# Brief:
Which lines hold the word "clic"? Show each of them.

=-=-=-=-=

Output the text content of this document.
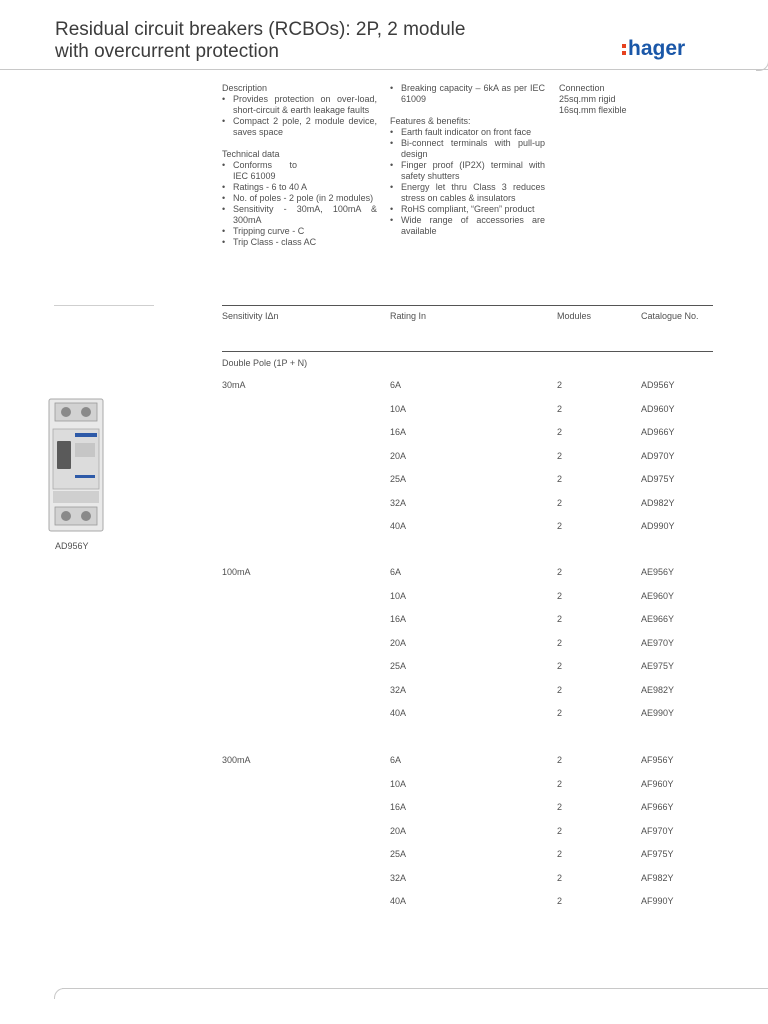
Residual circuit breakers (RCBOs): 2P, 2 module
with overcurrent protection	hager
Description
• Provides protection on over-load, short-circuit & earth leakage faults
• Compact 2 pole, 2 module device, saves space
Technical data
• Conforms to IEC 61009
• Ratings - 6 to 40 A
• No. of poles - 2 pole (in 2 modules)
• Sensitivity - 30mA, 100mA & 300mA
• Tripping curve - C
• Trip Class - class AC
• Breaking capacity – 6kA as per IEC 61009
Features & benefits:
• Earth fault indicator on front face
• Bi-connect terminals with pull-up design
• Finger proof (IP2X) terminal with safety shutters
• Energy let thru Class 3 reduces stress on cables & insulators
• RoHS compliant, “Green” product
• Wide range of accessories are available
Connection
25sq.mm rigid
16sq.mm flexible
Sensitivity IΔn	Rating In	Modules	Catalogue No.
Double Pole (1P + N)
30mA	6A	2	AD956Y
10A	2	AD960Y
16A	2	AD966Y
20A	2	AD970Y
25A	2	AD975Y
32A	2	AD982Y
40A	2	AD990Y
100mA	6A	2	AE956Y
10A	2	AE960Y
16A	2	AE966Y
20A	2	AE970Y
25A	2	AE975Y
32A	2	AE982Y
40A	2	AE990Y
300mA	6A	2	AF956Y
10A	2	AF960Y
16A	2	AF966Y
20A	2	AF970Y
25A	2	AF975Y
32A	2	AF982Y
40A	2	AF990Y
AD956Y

=-=-=-=-=

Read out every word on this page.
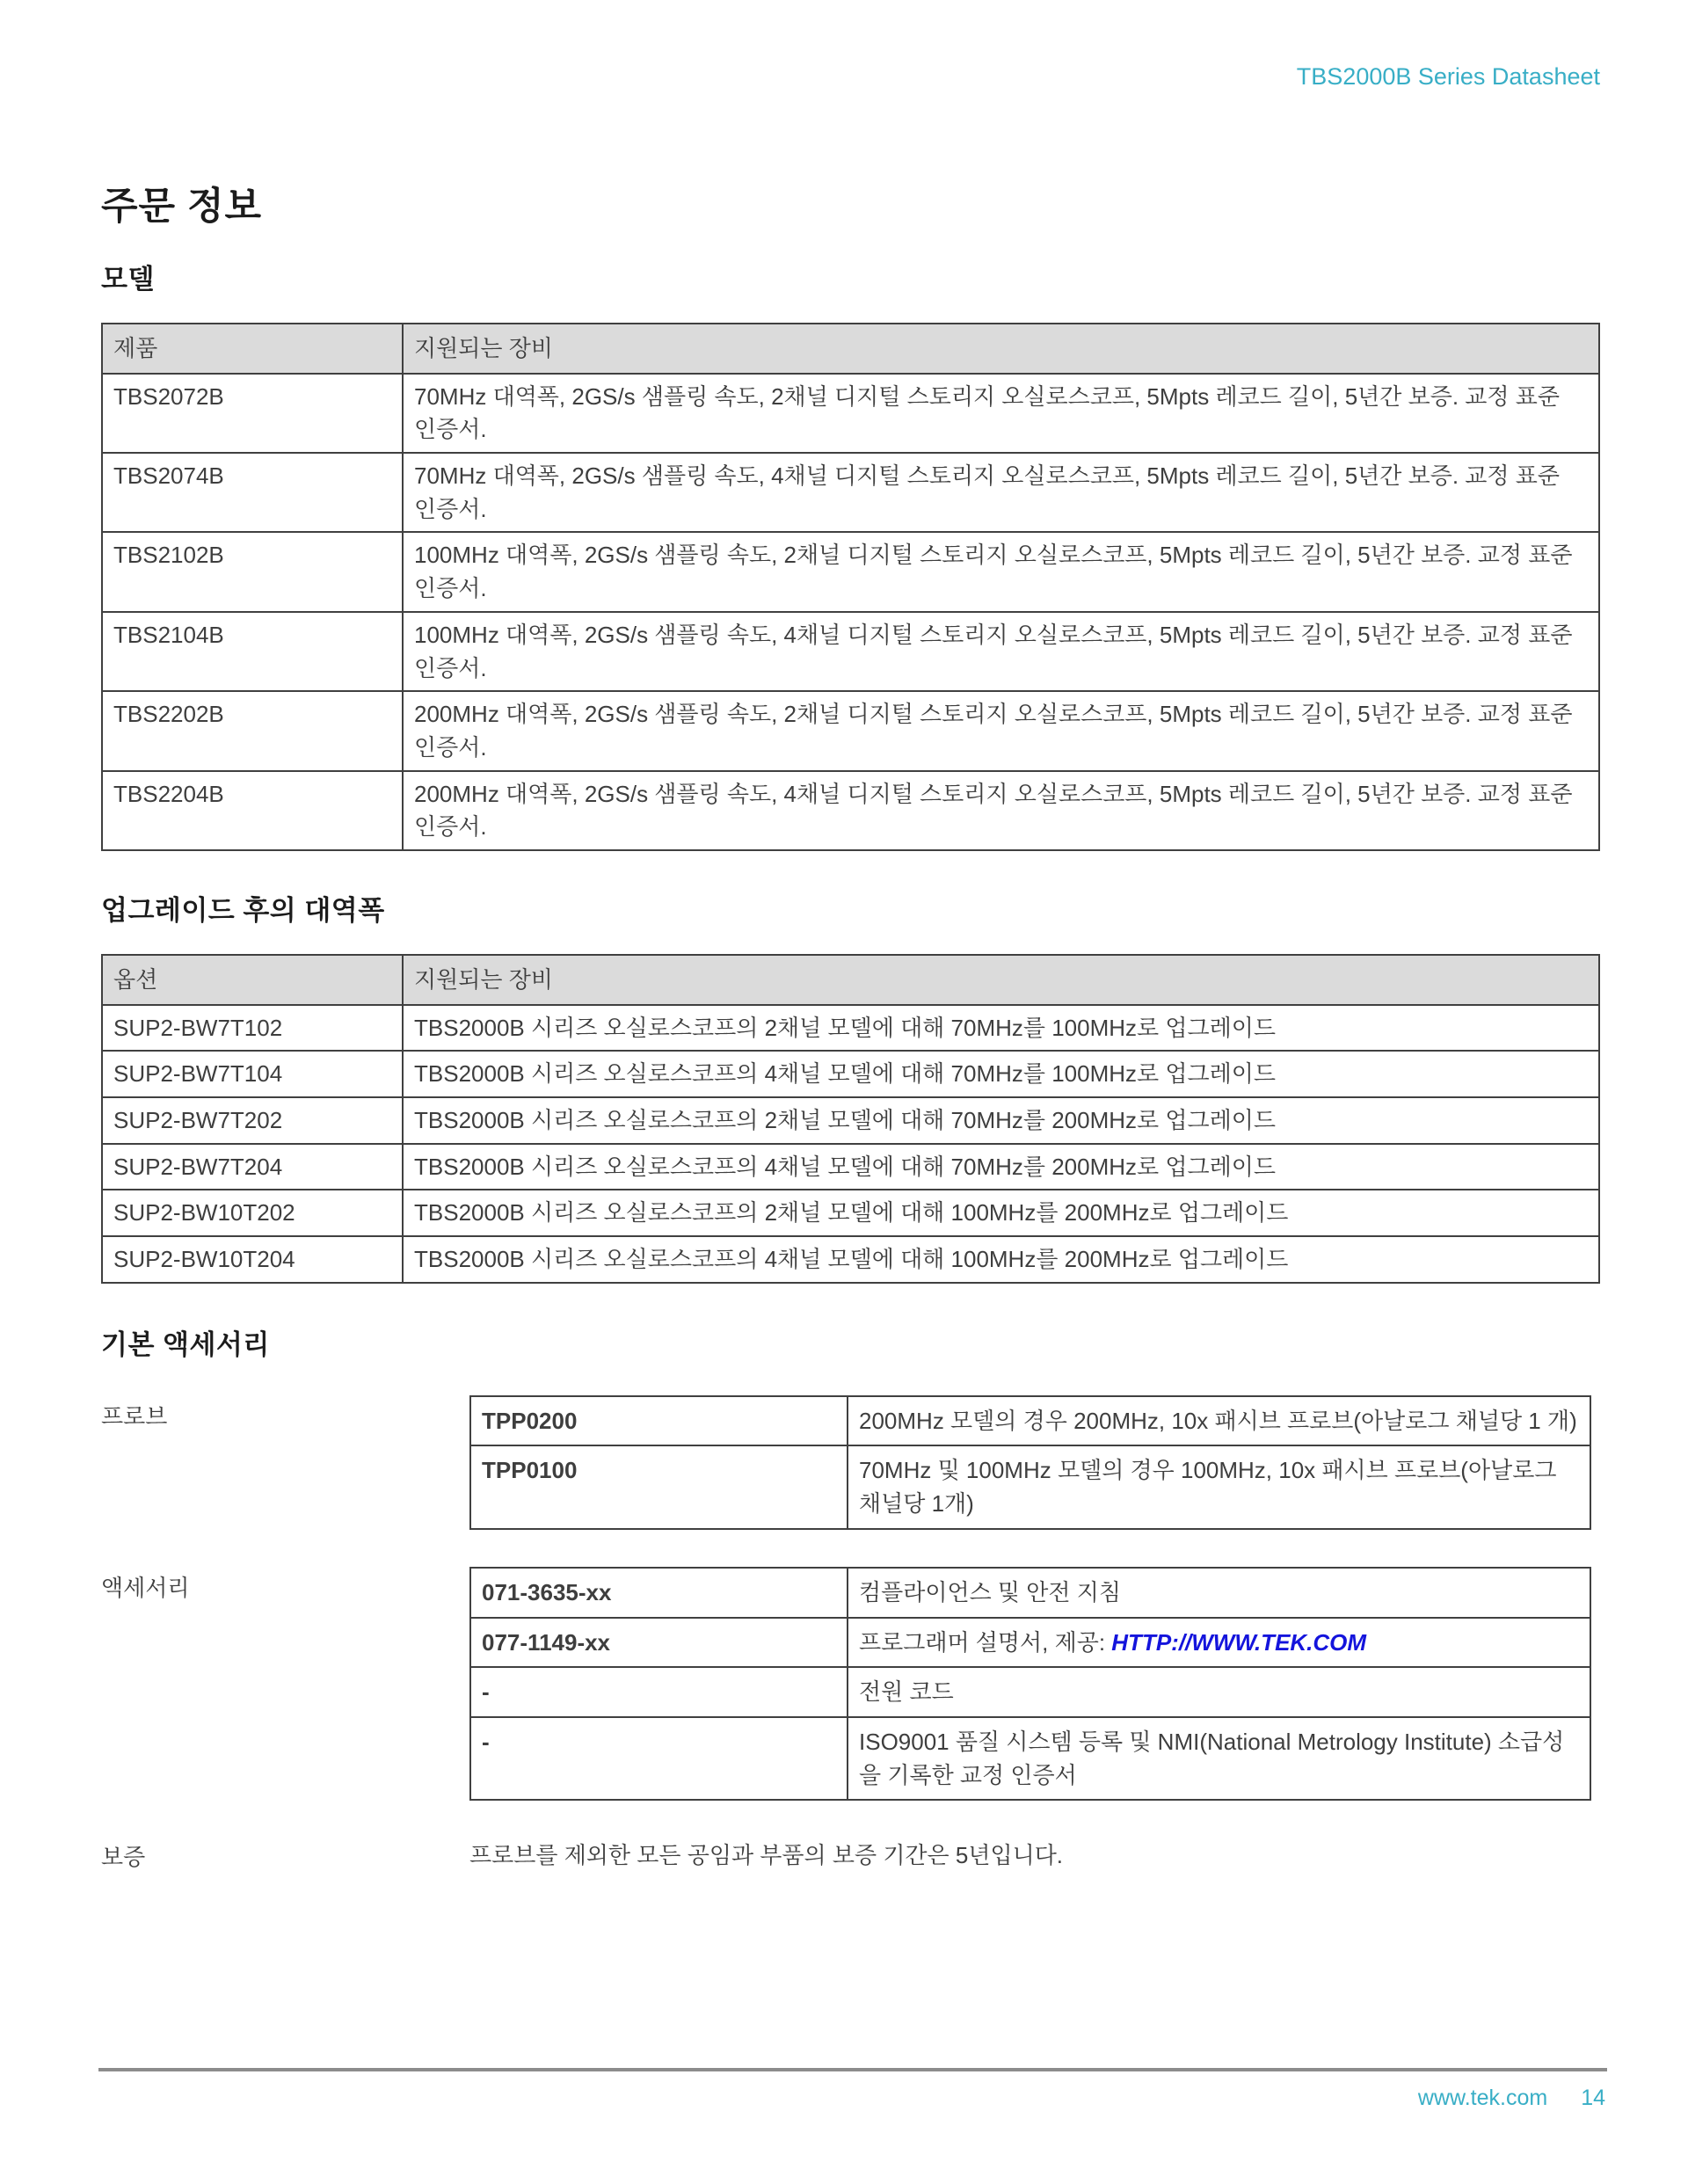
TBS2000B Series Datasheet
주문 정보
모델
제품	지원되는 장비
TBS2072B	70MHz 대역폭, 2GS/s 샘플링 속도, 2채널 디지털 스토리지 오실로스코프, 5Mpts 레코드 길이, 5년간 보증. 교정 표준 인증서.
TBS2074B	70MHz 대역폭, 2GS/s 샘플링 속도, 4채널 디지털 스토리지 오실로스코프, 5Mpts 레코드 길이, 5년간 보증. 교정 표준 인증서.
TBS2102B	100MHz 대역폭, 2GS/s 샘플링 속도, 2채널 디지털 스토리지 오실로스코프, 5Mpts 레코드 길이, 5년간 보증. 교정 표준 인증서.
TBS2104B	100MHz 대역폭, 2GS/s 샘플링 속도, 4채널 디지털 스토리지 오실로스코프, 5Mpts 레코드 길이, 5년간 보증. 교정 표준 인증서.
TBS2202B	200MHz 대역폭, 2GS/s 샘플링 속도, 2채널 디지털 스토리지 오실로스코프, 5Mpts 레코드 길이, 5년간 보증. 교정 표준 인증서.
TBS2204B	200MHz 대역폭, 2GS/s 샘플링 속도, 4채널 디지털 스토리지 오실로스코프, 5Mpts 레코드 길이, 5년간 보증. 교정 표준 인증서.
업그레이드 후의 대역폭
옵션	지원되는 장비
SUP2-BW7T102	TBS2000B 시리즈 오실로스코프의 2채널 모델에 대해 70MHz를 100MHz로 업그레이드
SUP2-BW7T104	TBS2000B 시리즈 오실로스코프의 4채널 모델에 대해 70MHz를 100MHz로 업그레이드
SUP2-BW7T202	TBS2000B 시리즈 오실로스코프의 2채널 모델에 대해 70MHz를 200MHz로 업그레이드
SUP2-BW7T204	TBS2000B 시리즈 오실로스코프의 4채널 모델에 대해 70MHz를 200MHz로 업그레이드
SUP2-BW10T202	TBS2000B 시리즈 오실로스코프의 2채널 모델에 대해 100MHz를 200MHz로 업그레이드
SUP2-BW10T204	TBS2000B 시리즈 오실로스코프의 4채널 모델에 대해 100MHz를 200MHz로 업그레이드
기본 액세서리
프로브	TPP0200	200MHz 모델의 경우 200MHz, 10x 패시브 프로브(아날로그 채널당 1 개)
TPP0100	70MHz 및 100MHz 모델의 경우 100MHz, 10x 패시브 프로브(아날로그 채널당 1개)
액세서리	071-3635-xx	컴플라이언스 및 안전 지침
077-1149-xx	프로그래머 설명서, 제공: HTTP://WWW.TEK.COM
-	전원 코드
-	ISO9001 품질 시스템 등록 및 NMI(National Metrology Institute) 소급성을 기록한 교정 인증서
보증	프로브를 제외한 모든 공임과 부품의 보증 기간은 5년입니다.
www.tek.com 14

=-=-=-=-=

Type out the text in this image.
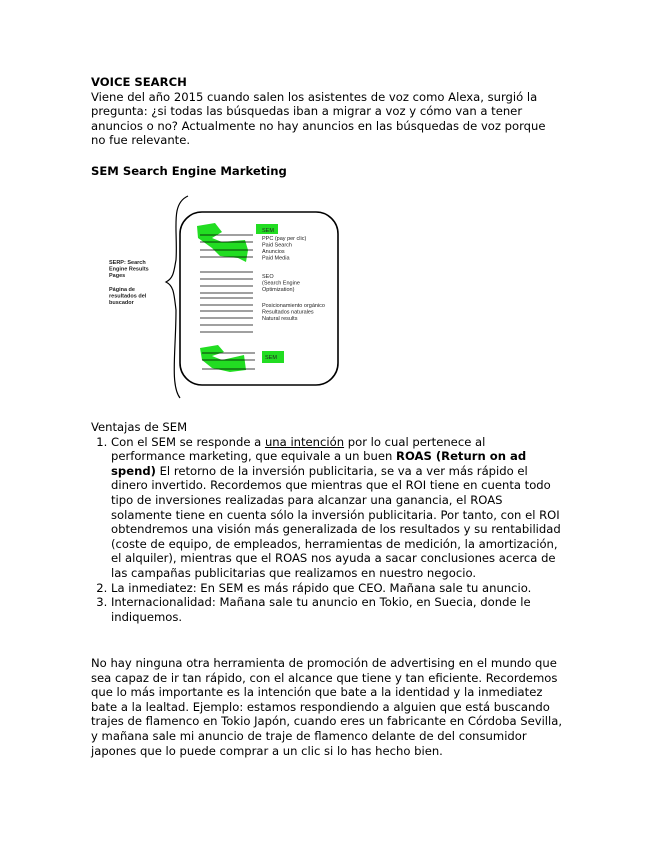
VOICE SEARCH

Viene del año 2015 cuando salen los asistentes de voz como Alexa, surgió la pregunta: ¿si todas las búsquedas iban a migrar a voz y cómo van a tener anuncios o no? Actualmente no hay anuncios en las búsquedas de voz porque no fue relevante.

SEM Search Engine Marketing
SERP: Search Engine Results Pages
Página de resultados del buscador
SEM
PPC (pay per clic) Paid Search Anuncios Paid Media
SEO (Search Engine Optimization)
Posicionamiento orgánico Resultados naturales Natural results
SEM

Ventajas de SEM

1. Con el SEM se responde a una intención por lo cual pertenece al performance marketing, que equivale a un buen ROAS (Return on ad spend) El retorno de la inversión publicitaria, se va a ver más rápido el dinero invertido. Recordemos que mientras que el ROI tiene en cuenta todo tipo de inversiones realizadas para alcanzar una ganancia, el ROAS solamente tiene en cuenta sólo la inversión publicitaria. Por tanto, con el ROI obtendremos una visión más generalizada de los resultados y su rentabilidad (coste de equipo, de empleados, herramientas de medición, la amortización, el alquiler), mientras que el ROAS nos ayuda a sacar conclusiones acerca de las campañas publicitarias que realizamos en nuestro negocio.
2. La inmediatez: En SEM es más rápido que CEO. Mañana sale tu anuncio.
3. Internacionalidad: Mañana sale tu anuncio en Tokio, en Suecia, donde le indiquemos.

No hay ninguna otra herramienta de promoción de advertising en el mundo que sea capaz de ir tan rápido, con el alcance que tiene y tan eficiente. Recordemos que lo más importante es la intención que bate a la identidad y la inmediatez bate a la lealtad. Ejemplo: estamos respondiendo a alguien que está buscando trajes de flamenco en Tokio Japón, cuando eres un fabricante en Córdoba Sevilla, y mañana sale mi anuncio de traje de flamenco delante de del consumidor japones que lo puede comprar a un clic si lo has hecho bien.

=-=-=-=-=

# Full output:
PPC (pay per clic) Paid Search Anuncios Paid Media
No hay ninguna otra herramienta de promoción de advertising en el mundo que sea capaz de ir tan rápido, con el alcance que tiene y tan eficiente. Recordemos que lo más importante es la intención que bate a la identidad y la inmediatez bate a la lealtad. Ejemplo: estamos respondiendo a alguien que está buscando trajes de flamenco en Tokio Japón, cuando eres un fabricante en Córdoba Sevilla, y mañana sale mi anuncio de traje de flamenco delante de del consumidor japones que lo puede comprar a un clic si lo has hecho bien.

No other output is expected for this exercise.